▶ _TASK INSTRUCTIONS_
All of the data should be repeated exactly; pictures are not part of the copy.

▶ _GIVEN DATA_
* Start *

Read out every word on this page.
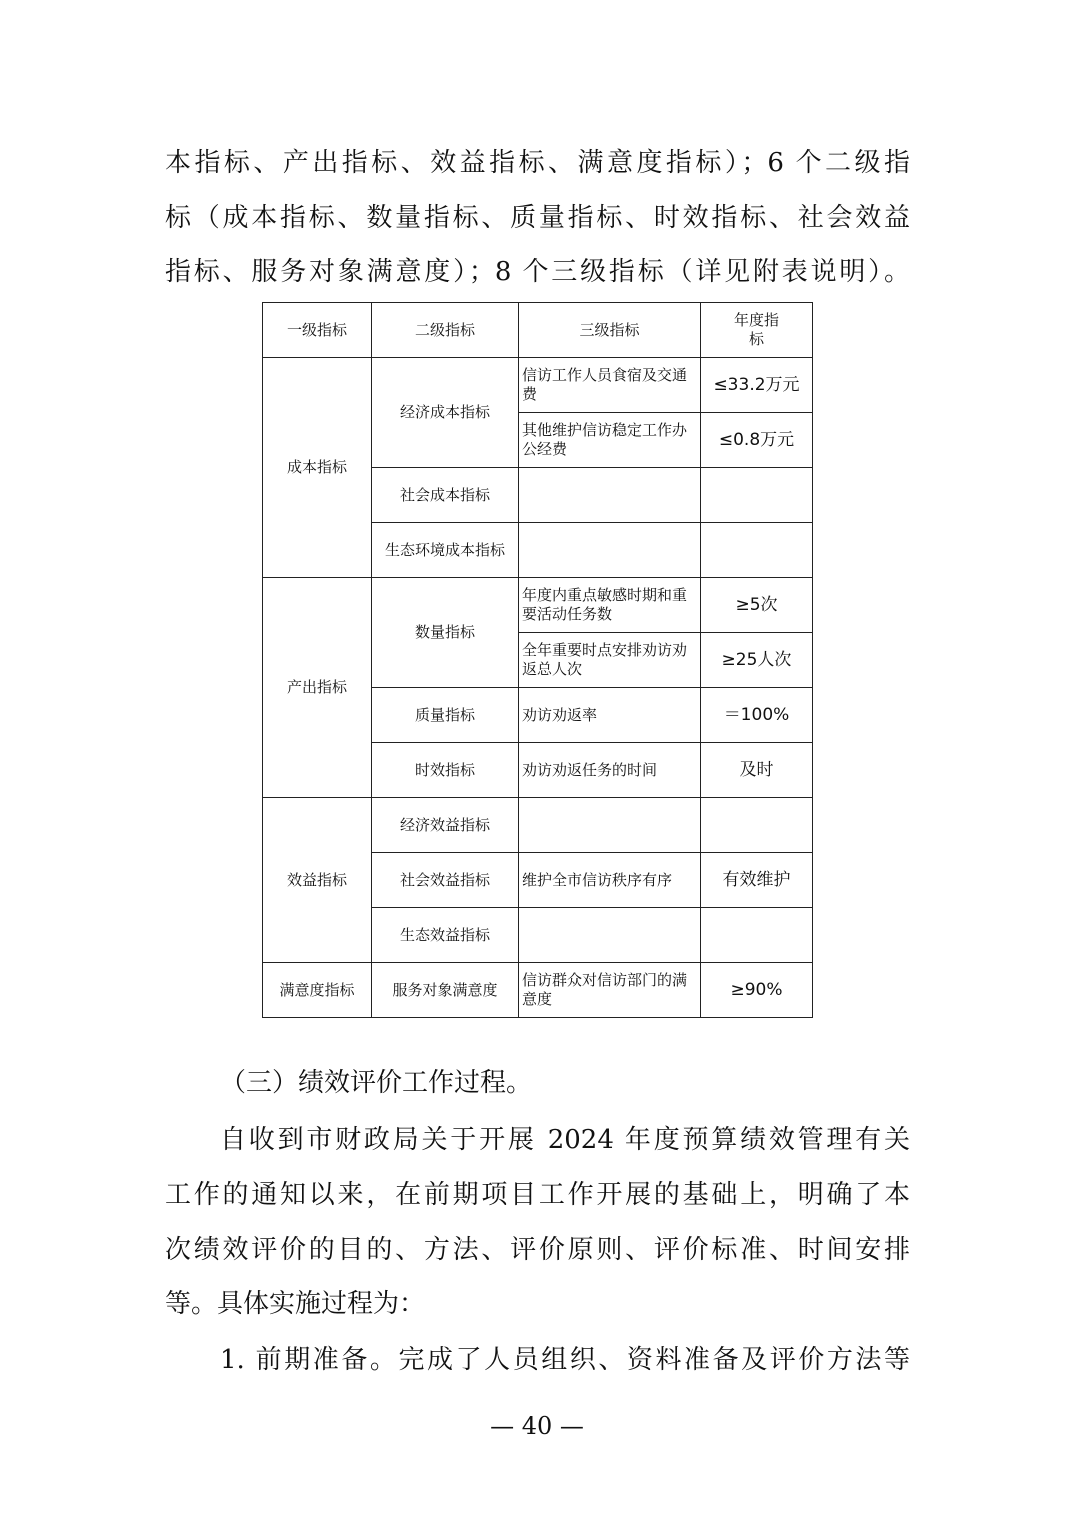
本指标、产出指标、效益指标、满意度指标）；6 个二级指
标（成本指标、数量指标、质量指标、时效指标、社会效益
指标、服务对象满意度）；8 个三级指标（详见附表说明）。
一级指标	二级指标	三级指标	年度指标
成本指标	经济成本指标	信访工作人员食宿及交通费	≤33.2万元
		其他维护信访稳定工作办公经费	≤0.8万元
	社会成本指标		
	生态环境成本指标		
产出指标	数量指标	年度内重点敏感时期和重要活动任务数	≥5次
		全年重要时点安排劝访劝返总人次	≥25人次
	质量指标	劝访劝返率	＝100%
	时效指标	劝访劝返任务的时间	及时
效益指标	经济效益指标		
	社会效益指标	维护全市信访秩序有序	有效维护
	生态效益指标		
满意度指标	服务对象满意度	信访群众对信访部门的满意度	≥90%
（三）绩效评价工作过程。
自收到市财政局关于开展 2024 年度预算绩效管理有关
工作的通知以来，在前期项目工作开展的基础上，明确了本
次绩效评价的目的、方法、评价原则、评价标准、时间安排
等。具体实施过程为：
1. 前期准备。完成了人员组织、资料准备及评价方法等
— 40 —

* End *

▶ _RESULT_
Read out every word on this page.
本指标、产出指标、效益指标、满意度指标）；6 个二级指
标（成本指标、数量指标、质量指标、时效指标、社会效益
指标、服务对象满意度）；8 个三级指标（详见附表说明）。
一级指标	二级指标	三级指标	年度指标
成本指标	经济成本指标	信访工作人员食宿及交通费	≤33.2万元
		其他维护信访稳定工作办公经费	≤0.8万元
	社会成本指标		
	生态环境成本指标		
产出指标	数量指标	年度内重点敏感时期和重要活动任务数	≥5次
		全年重要时点安排劝访劝返总人次	≥25人次
	质量指标	劝访劝返率	＝100%
	时效指标	劝访劝返任务的时间	及时
效益指标	经济效益指标		
	社会效益指标	维护全市信访秩序有序	有效维护
	生态效益指标		
满意度指标	服务对象满意度	信访群众对信访部门的满意度	≥90%
（三）绩效评价工作过程。
自收到市财政局关于开展 2024 年度预算绩效管理有关
工作的通知以来，在前期项目工作开展的基础上，明确了本
次绩效评价的目的、方法、评价原则、评价标准、时间安排
等。具体实施过程为：
1. 前期准备。完成了人员组织、资料准备及评价方法等
— 40 —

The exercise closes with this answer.